*PROMPT:*
Select the lines below containing the word "Issues".

***** RECORDED INFORMATION

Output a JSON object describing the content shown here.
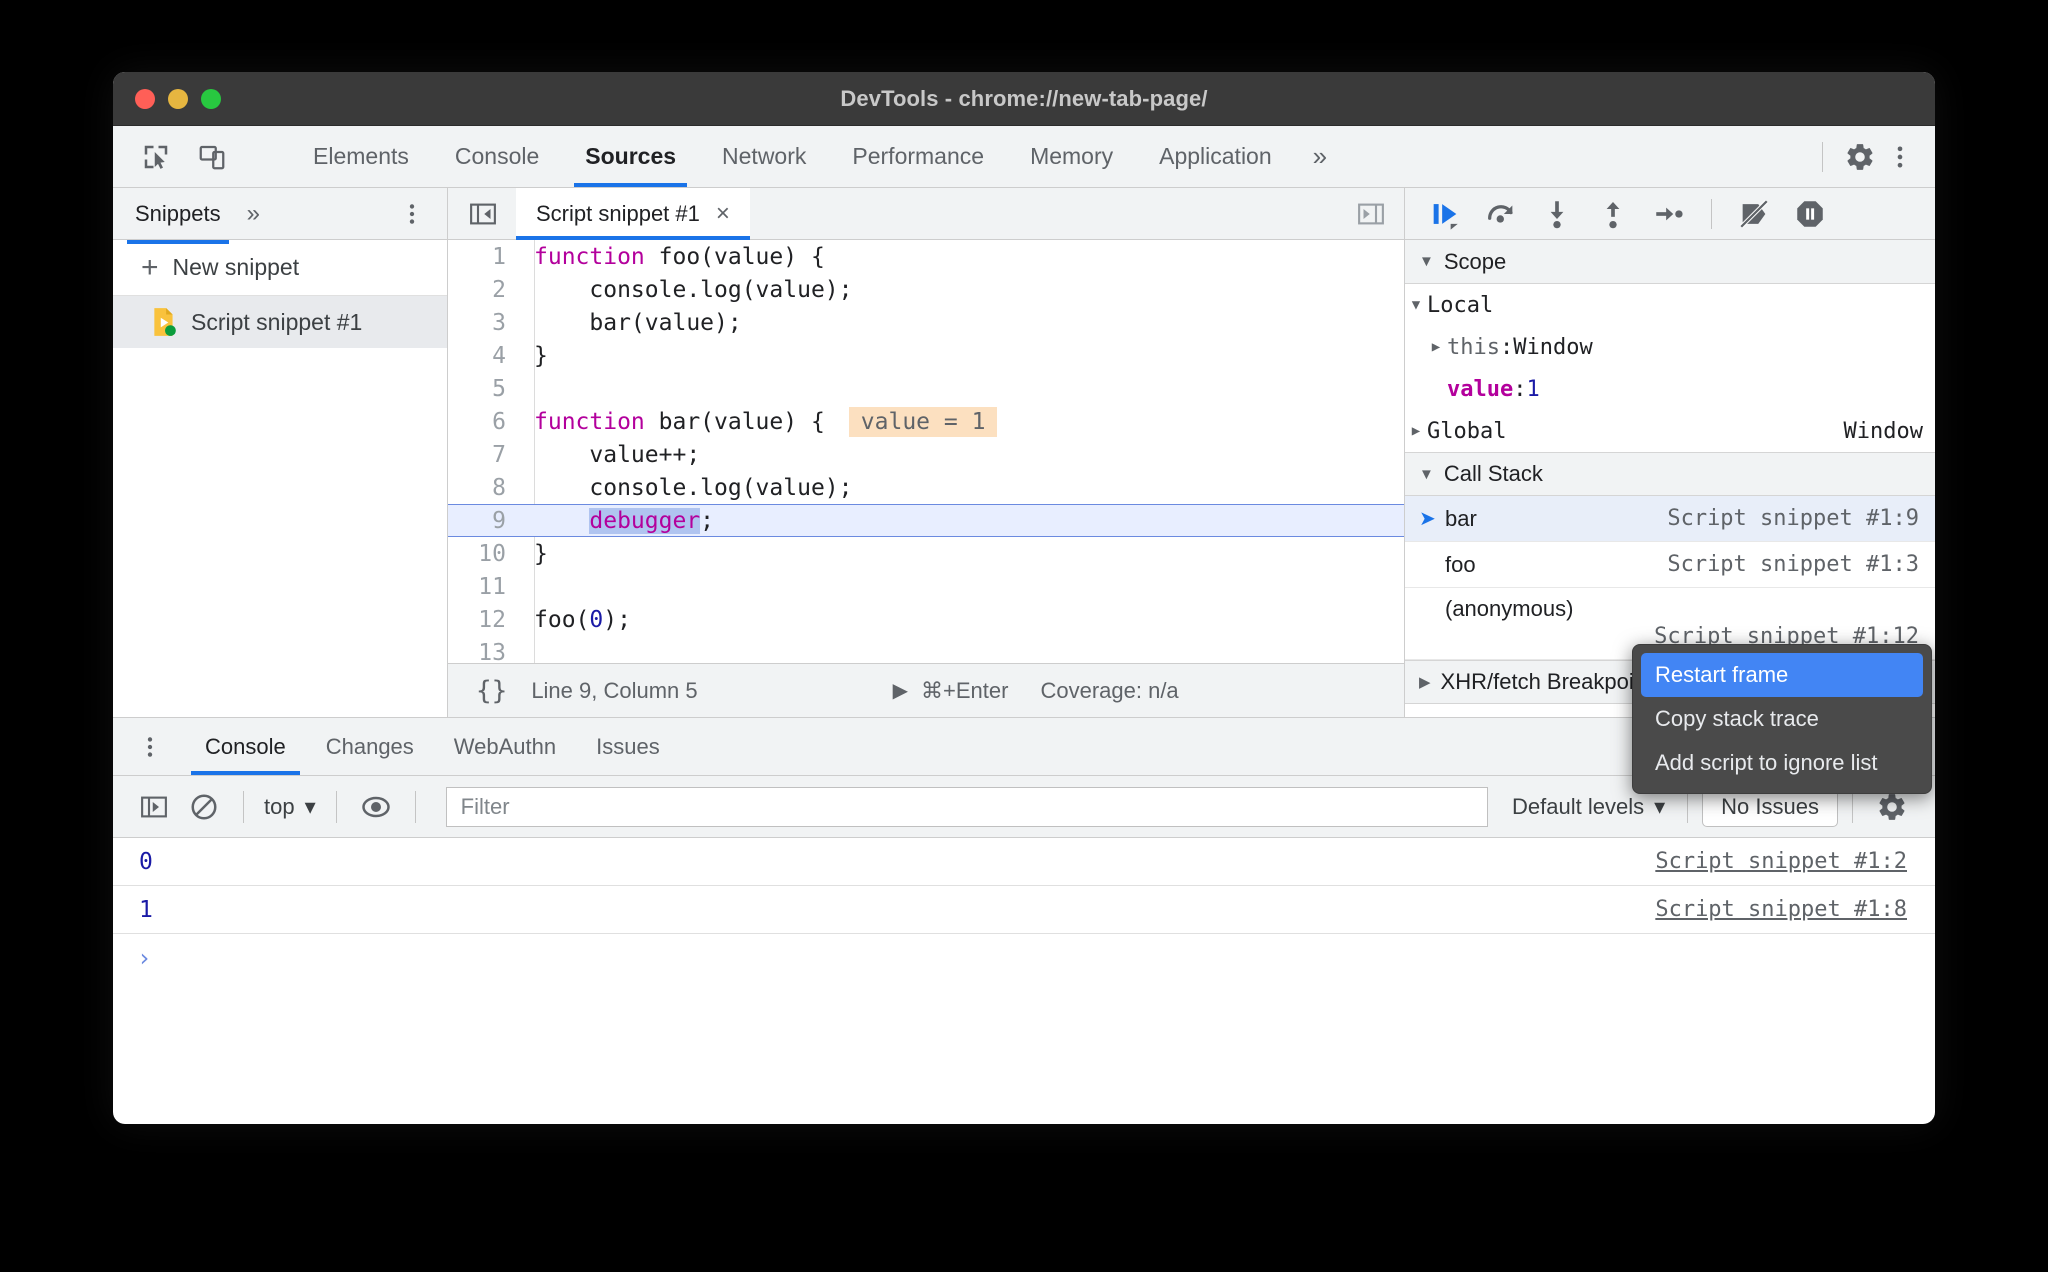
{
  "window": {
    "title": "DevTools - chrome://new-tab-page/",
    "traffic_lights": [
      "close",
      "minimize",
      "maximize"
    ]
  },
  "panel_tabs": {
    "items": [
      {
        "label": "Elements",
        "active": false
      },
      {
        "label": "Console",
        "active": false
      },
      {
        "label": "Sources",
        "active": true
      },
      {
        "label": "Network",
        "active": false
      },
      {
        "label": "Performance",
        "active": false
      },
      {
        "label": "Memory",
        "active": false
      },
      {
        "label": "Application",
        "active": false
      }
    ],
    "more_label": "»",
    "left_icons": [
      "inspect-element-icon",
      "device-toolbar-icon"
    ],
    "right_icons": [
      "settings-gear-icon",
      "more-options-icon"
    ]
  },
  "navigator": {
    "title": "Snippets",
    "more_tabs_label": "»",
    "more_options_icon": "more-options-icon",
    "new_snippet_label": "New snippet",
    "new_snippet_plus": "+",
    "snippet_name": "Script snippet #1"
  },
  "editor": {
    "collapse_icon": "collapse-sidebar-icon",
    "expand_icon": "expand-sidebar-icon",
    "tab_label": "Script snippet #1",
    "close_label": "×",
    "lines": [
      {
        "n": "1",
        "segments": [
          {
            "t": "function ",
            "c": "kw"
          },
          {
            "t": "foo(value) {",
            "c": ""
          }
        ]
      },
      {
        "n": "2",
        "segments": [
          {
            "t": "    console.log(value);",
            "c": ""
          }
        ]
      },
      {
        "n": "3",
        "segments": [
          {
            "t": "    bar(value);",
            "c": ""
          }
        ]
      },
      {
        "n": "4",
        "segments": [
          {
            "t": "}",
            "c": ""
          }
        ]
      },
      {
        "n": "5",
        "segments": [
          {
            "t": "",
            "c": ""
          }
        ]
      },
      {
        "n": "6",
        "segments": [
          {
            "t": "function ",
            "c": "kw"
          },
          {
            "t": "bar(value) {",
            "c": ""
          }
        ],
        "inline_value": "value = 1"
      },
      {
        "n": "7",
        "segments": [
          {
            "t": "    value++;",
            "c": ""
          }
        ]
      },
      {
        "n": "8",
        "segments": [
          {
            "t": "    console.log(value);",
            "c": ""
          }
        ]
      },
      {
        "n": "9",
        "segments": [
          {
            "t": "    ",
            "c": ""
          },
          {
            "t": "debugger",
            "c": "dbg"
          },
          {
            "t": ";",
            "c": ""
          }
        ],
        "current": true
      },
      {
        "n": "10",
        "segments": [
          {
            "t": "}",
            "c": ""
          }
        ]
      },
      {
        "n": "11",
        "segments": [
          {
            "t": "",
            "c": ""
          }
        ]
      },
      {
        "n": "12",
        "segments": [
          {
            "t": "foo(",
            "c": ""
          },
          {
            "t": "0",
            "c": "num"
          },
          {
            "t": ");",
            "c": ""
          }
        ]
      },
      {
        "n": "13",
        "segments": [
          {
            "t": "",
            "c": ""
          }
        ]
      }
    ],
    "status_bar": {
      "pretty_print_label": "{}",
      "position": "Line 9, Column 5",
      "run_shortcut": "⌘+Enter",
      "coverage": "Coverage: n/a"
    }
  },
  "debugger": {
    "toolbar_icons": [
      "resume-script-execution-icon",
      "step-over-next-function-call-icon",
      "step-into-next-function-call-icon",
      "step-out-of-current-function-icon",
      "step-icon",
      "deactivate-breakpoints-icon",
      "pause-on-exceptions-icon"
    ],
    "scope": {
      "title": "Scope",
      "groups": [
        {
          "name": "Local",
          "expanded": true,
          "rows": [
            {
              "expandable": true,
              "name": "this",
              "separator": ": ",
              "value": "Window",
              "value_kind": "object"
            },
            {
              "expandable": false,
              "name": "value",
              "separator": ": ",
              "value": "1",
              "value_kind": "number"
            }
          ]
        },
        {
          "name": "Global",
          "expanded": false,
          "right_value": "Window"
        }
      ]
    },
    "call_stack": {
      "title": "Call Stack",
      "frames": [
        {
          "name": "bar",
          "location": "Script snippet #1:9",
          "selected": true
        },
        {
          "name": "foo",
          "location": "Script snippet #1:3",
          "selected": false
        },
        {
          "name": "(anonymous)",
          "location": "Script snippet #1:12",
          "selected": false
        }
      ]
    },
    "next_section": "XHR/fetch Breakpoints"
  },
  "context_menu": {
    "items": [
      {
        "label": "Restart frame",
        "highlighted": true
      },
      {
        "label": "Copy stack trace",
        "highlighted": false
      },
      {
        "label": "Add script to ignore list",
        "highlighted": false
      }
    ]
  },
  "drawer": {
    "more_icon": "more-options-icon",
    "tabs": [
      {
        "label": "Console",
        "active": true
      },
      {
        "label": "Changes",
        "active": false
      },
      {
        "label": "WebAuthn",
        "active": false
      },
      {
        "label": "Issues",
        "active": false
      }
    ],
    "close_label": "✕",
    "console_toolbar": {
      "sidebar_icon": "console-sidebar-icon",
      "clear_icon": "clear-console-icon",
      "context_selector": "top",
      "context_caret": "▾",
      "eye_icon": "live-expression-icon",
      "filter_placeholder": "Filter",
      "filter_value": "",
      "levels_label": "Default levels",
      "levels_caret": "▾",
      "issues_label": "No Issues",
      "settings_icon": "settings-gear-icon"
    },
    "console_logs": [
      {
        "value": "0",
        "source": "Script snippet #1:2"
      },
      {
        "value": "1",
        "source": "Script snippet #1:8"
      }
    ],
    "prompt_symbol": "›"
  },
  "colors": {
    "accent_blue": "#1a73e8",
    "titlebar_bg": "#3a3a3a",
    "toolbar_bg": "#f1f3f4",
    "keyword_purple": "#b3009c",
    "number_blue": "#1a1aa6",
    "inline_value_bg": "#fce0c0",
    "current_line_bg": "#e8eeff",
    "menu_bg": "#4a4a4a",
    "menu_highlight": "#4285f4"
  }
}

**********
***** RECORDED INFORMATION

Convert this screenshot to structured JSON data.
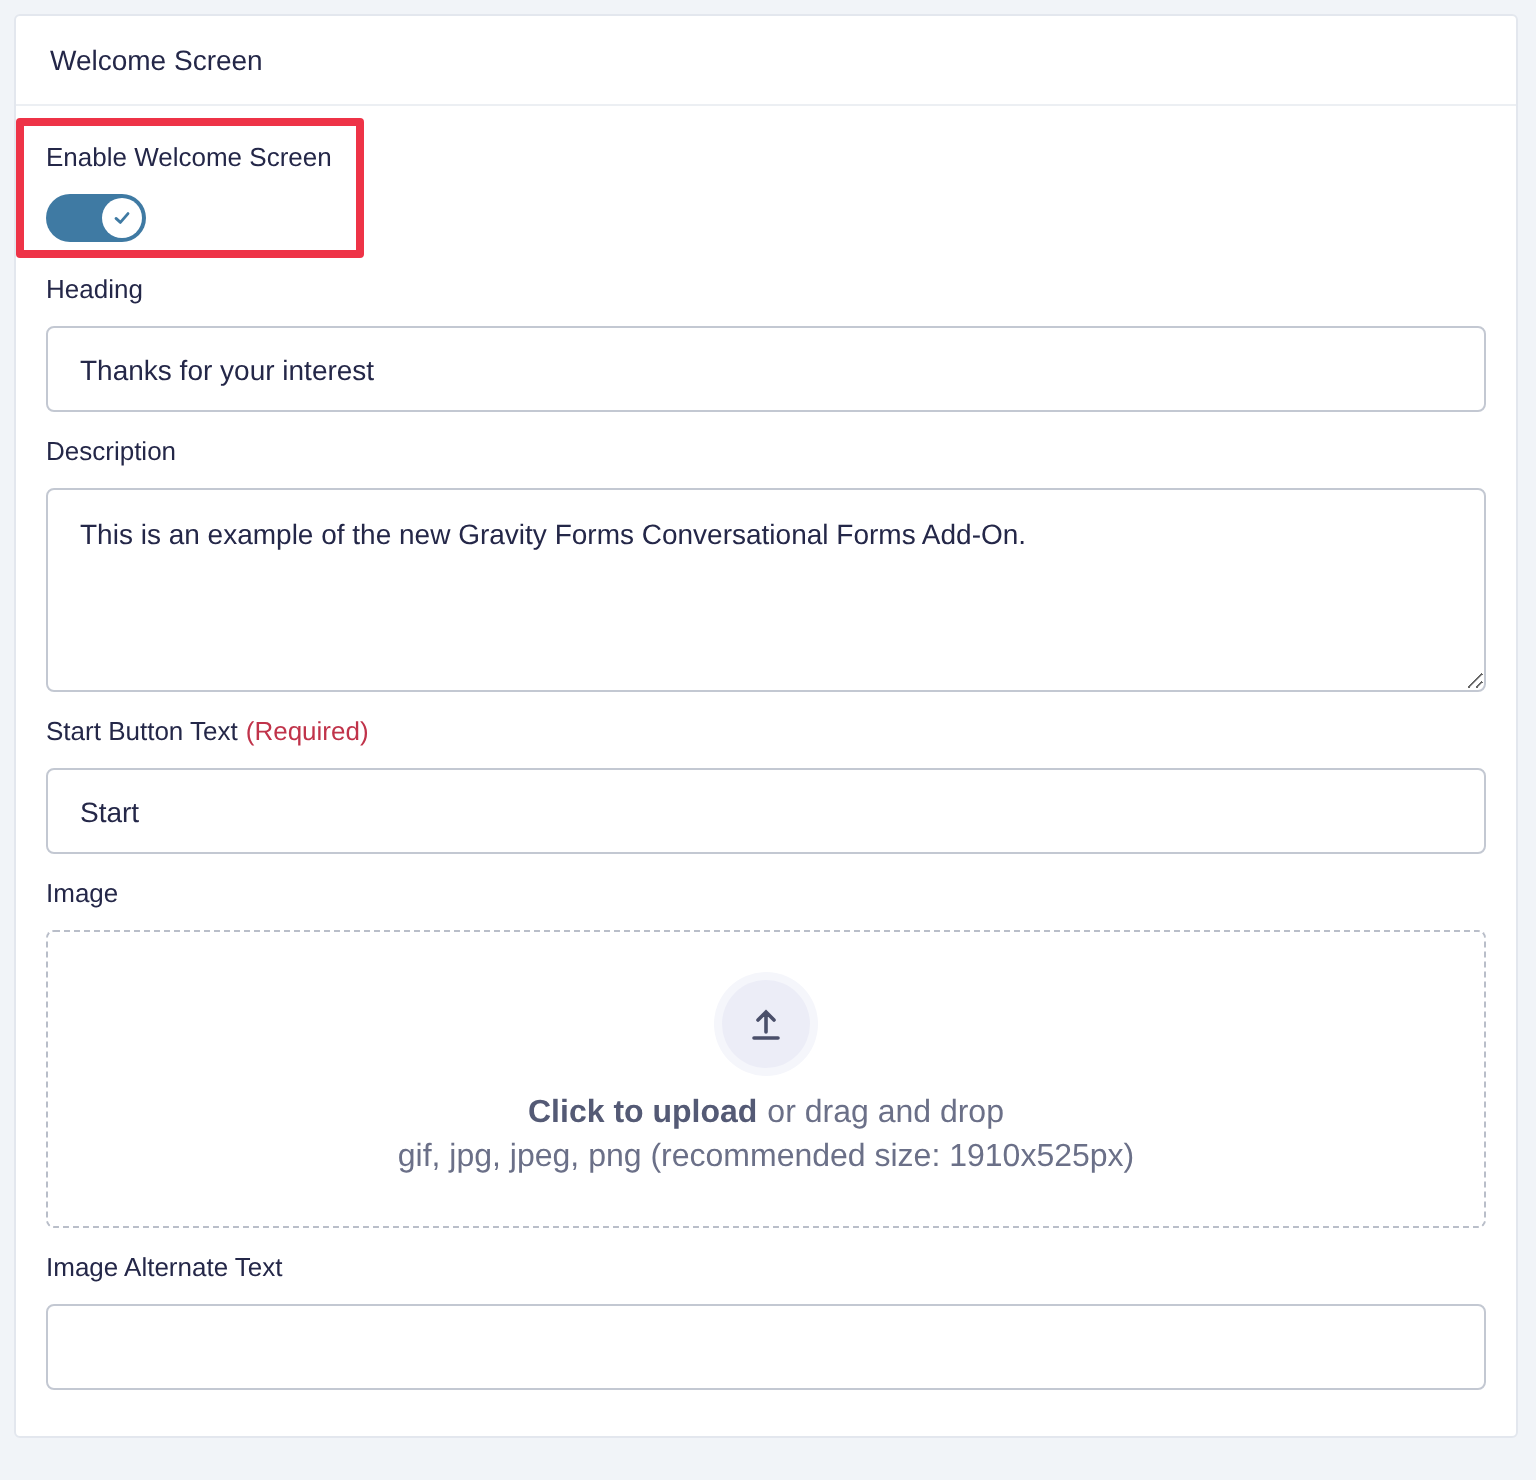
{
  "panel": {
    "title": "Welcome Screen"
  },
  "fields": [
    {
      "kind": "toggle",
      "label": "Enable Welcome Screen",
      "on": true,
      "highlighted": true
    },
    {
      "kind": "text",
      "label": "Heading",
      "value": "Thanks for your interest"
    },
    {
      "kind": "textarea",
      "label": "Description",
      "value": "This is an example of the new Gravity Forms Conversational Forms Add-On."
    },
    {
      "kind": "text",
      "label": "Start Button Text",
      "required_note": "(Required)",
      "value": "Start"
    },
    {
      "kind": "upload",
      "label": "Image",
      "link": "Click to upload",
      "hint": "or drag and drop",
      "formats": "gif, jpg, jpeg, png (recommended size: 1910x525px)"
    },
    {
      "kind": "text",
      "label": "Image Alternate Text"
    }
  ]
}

**********

*RESPONSE TO THIS TASK:*
        "label": "Issues",
      "issues_label": "No Issues",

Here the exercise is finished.